## BEGIN
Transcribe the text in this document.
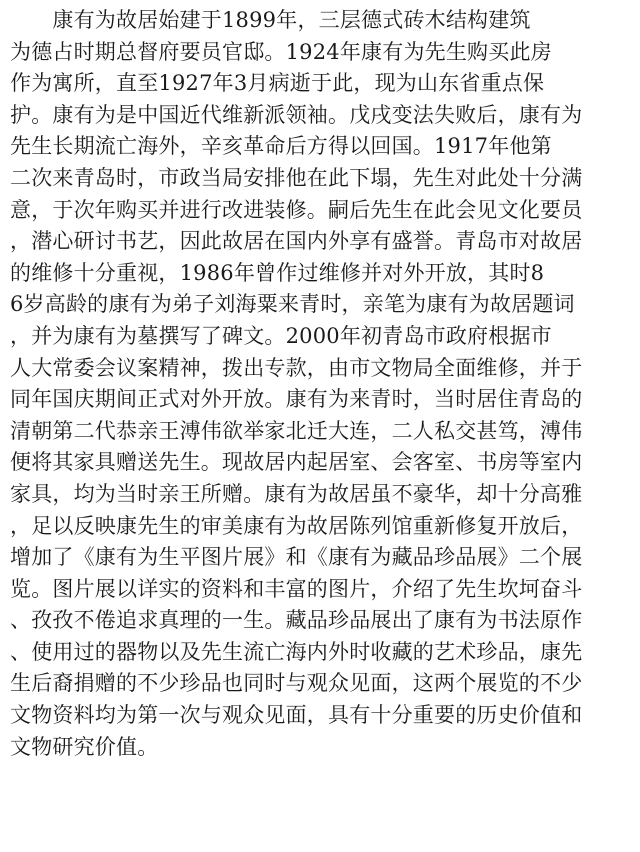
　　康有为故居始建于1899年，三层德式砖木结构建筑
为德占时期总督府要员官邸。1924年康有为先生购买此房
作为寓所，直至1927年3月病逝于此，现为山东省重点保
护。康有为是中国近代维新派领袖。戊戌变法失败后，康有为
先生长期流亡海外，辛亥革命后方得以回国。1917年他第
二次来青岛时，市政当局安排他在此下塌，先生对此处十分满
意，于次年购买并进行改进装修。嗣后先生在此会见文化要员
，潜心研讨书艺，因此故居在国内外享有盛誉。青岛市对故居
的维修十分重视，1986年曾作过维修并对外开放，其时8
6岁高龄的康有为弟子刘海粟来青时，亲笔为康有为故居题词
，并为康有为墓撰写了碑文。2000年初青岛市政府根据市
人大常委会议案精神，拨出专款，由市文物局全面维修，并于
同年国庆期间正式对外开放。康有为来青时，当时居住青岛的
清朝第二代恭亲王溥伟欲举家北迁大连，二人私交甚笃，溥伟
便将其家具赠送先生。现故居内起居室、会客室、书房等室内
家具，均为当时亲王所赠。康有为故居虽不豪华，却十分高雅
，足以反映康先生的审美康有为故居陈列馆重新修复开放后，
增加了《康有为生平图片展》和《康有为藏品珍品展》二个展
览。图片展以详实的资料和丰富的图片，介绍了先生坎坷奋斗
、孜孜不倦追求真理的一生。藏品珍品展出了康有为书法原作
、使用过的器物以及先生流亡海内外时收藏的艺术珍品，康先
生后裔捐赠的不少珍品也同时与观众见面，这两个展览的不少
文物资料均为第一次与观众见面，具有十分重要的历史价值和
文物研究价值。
## END
## BEGIN
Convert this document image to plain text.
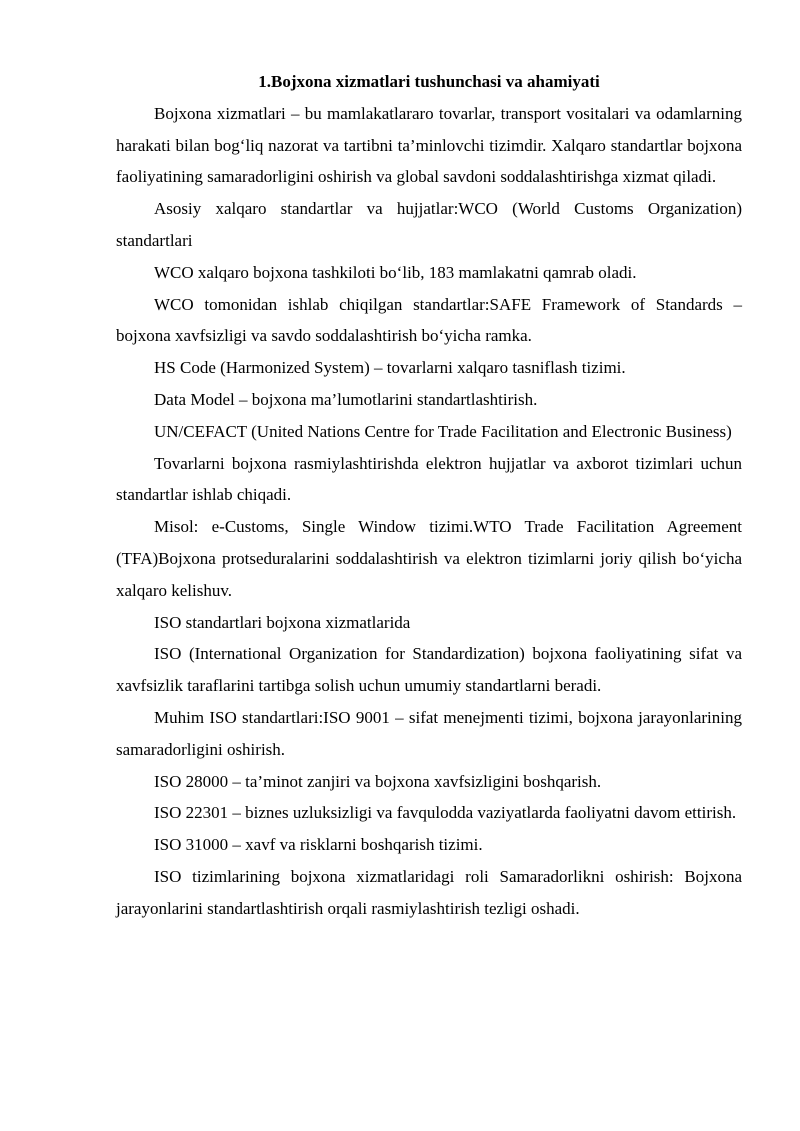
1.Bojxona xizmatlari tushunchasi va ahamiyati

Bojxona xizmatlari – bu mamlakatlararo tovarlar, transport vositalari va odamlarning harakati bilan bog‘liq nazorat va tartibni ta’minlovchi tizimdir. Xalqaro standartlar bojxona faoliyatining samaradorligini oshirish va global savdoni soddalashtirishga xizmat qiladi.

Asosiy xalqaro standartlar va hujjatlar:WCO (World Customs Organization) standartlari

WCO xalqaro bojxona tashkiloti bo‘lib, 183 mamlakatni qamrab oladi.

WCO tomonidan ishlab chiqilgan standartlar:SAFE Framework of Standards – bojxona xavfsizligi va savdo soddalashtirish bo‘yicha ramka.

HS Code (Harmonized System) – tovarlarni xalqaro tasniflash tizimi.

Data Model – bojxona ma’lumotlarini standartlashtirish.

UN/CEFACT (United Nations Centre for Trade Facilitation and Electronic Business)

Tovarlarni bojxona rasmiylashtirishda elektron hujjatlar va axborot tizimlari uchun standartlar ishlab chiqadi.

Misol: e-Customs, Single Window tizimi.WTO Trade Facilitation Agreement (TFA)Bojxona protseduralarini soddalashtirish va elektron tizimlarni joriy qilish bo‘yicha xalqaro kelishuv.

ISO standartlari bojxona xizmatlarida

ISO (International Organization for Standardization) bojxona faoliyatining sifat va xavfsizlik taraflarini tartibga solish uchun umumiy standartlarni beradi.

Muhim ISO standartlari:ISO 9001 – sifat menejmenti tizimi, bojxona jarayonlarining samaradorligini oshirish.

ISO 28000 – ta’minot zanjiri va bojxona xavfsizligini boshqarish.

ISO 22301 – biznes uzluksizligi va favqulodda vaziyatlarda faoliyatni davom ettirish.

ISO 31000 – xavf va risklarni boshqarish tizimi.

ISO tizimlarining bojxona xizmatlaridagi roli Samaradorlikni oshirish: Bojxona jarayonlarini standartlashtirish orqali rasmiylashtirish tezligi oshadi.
## END
From the listing above, return each line with the word "faoliyatining".

Bojxona xizmatlari – bu mamlakatlararo tovarlar, transport vositalari va odamlarning harakati bilan bog‘liq nazorat va tartibni ta’minlovchi tizimdir. Xalqaro standartlar bojxona faoliyatining samaradorligini oshirish va global savdoni soddalashtirishga xizmat qiladi.
ISO (International Organization for Standardization) bojxona faoliyatining sifat va xavfsizlik taraflarini tartibga solish uchun umumiy standartlarni beradi.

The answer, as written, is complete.